RECORDS FOR THIS TASK:
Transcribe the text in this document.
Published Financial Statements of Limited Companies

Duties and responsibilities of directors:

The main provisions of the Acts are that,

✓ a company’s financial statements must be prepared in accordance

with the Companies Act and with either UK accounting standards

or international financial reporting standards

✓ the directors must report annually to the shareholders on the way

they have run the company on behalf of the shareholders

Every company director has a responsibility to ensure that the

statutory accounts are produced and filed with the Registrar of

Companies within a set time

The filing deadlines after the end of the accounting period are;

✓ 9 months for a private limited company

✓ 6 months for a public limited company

EXERCISE: Check each line of the material above for "Companies" and say how many lines contain it, giving the number alone.

RESPONSE TO THIS TASK: 3